▶ **Aim**
Below are the entries; count the lines in them that contain the word "this" and give only the number.

-- Start of Given information --

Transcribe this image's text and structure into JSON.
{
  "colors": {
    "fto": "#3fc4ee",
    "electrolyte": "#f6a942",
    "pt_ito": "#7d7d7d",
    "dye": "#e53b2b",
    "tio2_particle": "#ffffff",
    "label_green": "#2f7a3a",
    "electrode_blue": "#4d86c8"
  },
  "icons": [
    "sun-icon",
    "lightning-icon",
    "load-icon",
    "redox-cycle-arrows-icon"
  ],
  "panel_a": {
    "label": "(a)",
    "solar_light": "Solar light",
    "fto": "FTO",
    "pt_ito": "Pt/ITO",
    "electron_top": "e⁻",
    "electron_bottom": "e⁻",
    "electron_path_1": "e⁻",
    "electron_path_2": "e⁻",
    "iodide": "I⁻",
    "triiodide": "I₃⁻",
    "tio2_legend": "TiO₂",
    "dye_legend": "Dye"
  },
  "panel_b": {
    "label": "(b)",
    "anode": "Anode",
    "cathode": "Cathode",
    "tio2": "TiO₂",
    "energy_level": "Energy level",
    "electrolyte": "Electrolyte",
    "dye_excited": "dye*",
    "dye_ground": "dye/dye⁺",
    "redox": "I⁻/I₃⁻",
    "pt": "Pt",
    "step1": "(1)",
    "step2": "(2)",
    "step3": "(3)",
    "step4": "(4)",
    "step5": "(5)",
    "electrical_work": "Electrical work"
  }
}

-- End of Given information --
-- Start of Given information --

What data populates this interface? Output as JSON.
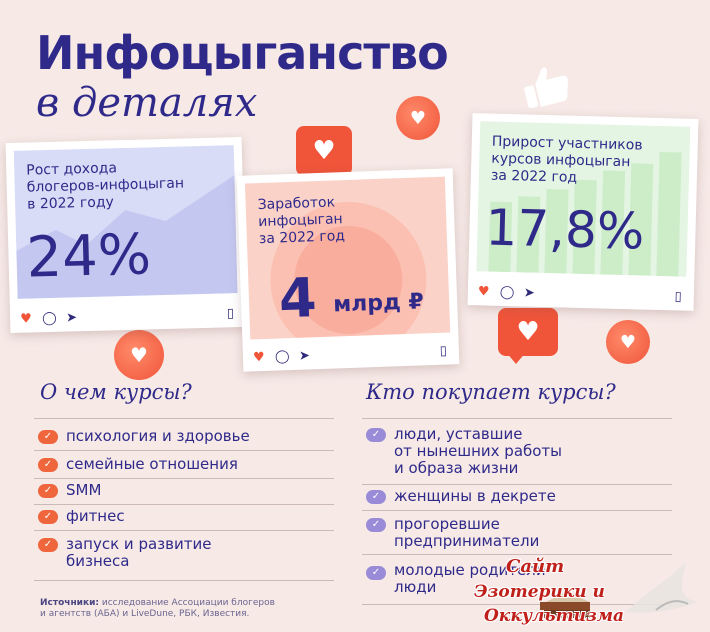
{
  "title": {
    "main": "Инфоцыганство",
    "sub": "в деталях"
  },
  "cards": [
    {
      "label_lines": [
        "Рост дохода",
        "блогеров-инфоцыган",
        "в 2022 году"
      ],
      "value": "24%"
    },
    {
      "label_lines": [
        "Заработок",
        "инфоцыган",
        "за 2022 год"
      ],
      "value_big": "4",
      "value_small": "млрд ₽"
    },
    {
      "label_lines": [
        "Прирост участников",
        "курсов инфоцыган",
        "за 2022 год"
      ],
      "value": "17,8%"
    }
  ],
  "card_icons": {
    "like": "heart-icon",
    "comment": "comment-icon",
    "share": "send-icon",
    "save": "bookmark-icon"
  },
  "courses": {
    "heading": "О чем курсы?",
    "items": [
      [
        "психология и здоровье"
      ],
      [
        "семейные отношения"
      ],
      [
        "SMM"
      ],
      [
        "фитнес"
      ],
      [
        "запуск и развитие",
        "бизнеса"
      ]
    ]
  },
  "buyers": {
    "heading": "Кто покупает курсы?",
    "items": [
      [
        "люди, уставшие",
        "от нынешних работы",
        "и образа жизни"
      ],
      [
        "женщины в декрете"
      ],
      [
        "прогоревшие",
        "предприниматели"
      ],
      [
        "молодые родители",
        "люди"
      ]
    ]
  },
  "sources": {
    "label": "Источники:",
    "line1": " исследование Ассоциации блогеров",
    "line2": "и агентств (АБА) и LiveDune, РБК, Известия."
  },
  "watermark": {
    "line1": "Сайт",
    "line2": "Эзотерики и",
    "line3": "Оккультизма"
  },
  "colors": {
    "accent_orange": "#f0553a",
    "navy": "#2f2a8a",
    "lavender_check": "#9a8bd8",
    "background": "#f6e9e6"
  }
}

-- End of Given information --

▶ **Response**
2